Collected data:
********

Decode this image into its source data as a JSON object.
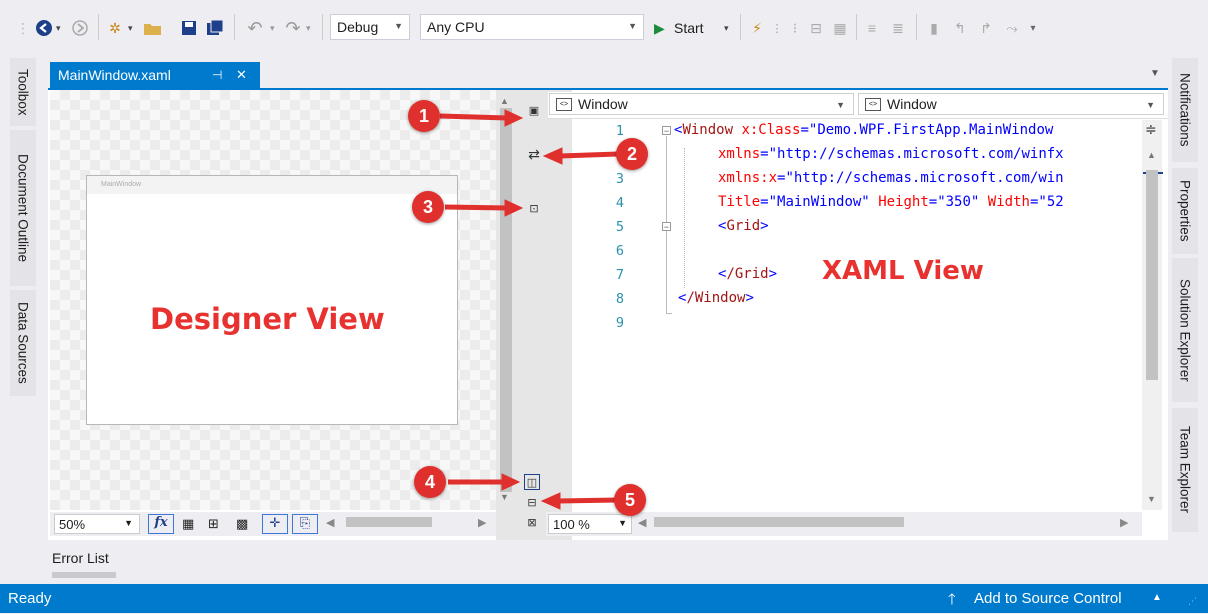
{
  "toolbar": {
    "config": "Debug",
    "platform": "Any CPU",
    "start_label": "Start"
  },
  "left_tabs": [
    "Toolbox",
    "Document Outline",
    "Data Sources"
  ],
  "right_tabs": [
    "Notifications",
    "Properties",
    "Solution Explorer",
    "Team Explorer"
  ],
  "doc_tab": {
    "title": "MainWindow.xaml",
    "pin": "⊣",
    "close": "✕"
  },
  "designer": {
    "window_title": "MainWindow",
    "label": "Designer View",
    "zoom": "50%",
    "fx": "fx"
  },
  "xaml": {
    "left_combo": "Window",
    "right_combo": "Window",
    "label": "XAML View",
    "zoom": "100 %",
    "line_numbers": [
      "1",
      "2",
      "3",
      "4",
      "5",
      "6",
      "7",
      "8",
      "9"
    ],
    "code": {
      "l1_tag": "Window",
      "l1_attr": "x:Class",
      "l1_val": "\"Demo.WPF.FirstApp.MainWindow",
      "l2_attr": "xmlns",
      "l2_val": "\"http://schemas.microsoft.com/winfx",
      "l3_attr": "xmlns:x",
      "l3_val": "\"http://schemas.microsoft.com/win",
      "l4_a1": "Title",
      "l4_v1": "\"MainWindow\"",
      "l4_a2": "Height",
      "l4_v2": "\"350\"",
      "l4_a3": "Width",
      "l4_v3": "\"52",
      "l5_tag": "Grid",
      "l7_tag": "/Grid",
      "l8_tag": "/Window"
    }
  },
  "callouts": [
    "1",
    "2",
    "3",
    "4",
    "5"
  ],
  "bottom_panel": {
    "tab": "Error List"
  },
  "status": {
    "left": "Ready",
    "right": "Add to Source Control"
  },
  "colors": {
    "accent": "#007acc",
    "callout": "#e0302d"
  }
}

********

What this task involves:
Except for the pictures, copy every line of the records above exactly.

Answer below:
Decode this image into its source data as a JSON object.
{
  "toolbar": {
    "config": "Debug",
    "platform": "Any CPU",
    "start_label": "Start"
  },
  "left_tabs": [
    "Toolbox",
    "Document Outline",
    "Data Sources"
  ],
  "right_tabs": [
    "Notifications",
    "Properties",
    "Solution Explorer",
    "Team Explorer"
  ],
  "doc_tab": {
    "title": "MainWindow.xaml",
    "pin": "⊣",
    "close": "✕"
  },
  "designer": {
    "window_title": "MainWindow",
    "label": "Designer View",
    "zoom": "50%",
    "fx": "fx"
  },
  "xaml": {
    "left_combo": "Window",
    "right_combo": "Window",
    "label": "XAML View",
    "zoom": "100 %",
    "line_numbers": [
      "1",
      "2",
      "3",
      "4",
      "5",
      "6",
      "7",
      "8",
      "9"
    ],
    "code": {
      "l1_tag": "Window",
      "l1_attr": "x:Class",
      "l1_val": "\"Demo.WPF.FirstApp.MainWindow",
      "l2_attr": "xmlns",
      "l2_val": "\"http://schemas.microsoft.com/winfx",
      "l3_attr": "xmlns:x",
      "l3_val": "\"http://schemas.microsoft.com/win",
      "l4_a1": "Title",
      "l4_v1": "\"MainWindow\"",
      "l4_a2": "Height",
      "l4_v2": "\"350\"",
      "l4_a3": "Width",
      "l4_v3": "\"52",
      "l5_tag": "Grid",
      "l7_tag": "/Grid",
      "l8_tag": "/Window"
    }
  },
  "callouts": [
    "1",
    "2",
    "3",
    "4",
    "5"
  ],
  "bottom_panel": {
    "tab": "Error List"
  },
  "status": {
    "left": "Ready",
    "right": "Add to Source Control"
  },
  "colors": {
    "accent": "#007acc",
    "callout": "#e0302d"
  }
}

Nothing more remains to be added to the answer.